──────── Seleção ────────
Para poetizar o limão
Hoje me despeço de vocês com um poema de Pablo Neruda. Dentre as muitas odes que escreveu a coisas elementares, uma delas foi ao limão. Não encontrei uma tradução para o português e não ousei fazer uma tradução livre de todo o poema ― apenas um trechinho para abrir a news. Então, aqui vai a versão original, em espanhol.
Oda al limón
De aquellos azahares
desatados
por la luz de la luna,
de aquel
olor de amor
exasperado,
hundido en la fragancia,
salió
del limonero el amarillo,
desde su planetario
bajaron a la tierra los limones.
Tierna mercadería!
Se llenaron las costas,
los mercados,
de luz, de oro
silvestre,
y abrimos
dos mitades
de milagro,
ácido congelado
que corría
desde los hemisferios
de una estrella,
y el licor más profundo
de la naturaleza,
intransferible, vivo,
irreductible,
nació de la frescura
del limón,
de su casa fragante,
de su ácida, secreta simetría.
En el limón cortaron
los cuchillos
una pequeña
catedral,
el ábside escondido
abrió a la luz los ácidos vitrales
y en gotas
resbalaron los topacios,
los altares,
la fresca arquitectura.
──────── Trecho dos dados ────────
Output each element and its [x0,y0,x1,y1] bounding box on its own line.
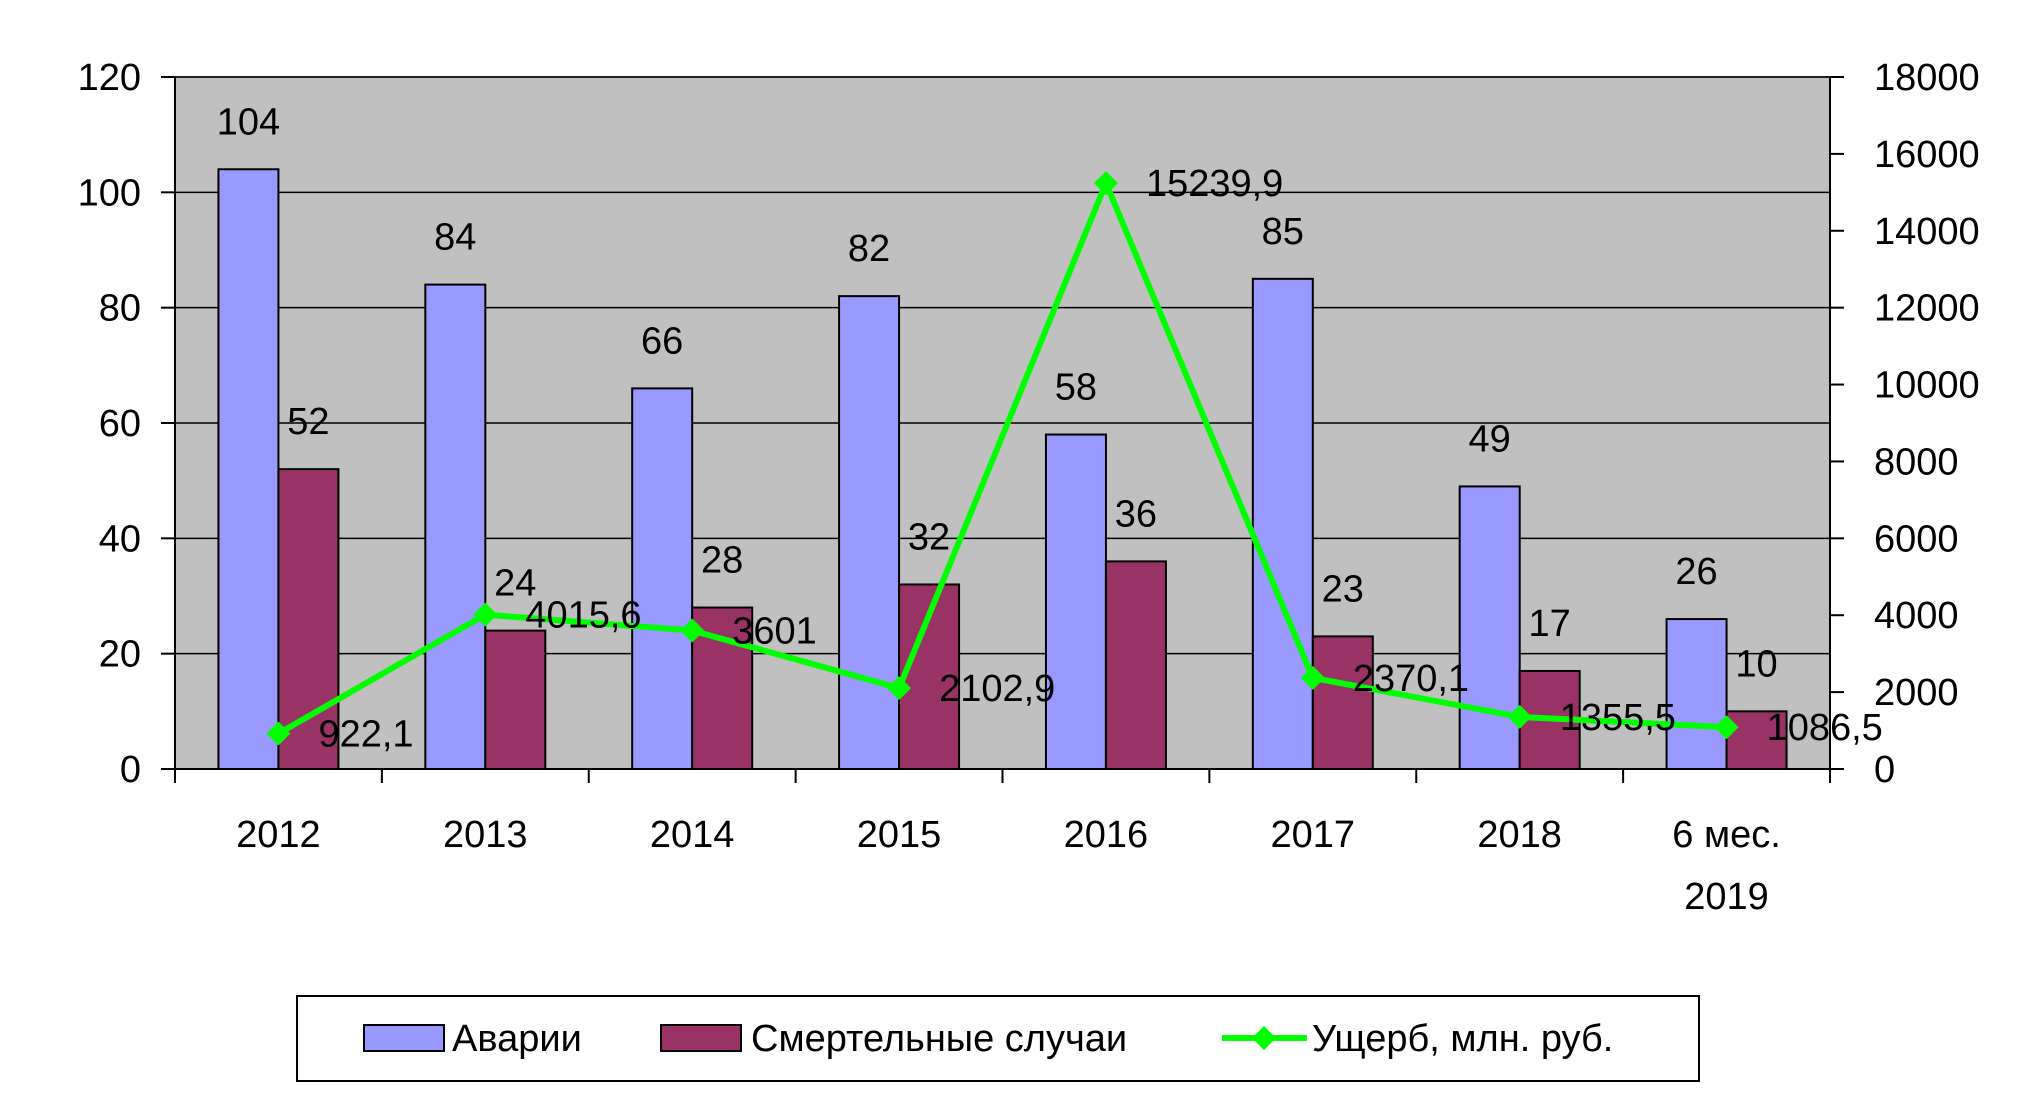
────────
**As tarefas**
**A.** Reproduza o trecho do texto sobre a ode ao limão entre "Para poetizar o" e "tierra los limones.", inclusive.
**B.** Prossiga com o texto sobre a ode ao limão a partir do ponto em que ele termina.
Os dados não têm nenhum papel aqui.

**Respostas às tarefas**
**A.**
Para poetizar o limão
Hoje me despeço de vocês com um poema de Pablo Neruda. Dentre as muitas odes que escreveu a coisas elementares, uma delas foi ao limão. Não encontrei uma tradução para o português e não ousei fazer uma tradução livre de todo o poema ― apenas um trechinho para abrir a news. Então, aqui vai a versão original, em espanhol.
Oda al limón
De aquellos azahares
desatados
por la luz de la luna,
de aquel
olor de amor
exasperado,
hundido en la fragancia,
salió
del limonero el amarillo,
desde su planetario
bajaron a la tierra los limones.

**B.**
Así, cuando tu mano
empuña el hemisferio
del cortado
limón sobre tu plato,
un universo de oro
derramaste,
una
copa amarilla
con milagros,
uno de los pezones olorosos
del pecho de la tierra,
el rayo de la luz que se hizo fruta,
el fuego diminuto de un planeta.
Créditos:
Fotos: Flávia Ribeiro | Revisão: Eloah Pina
Como eu adoro te ler, Lena!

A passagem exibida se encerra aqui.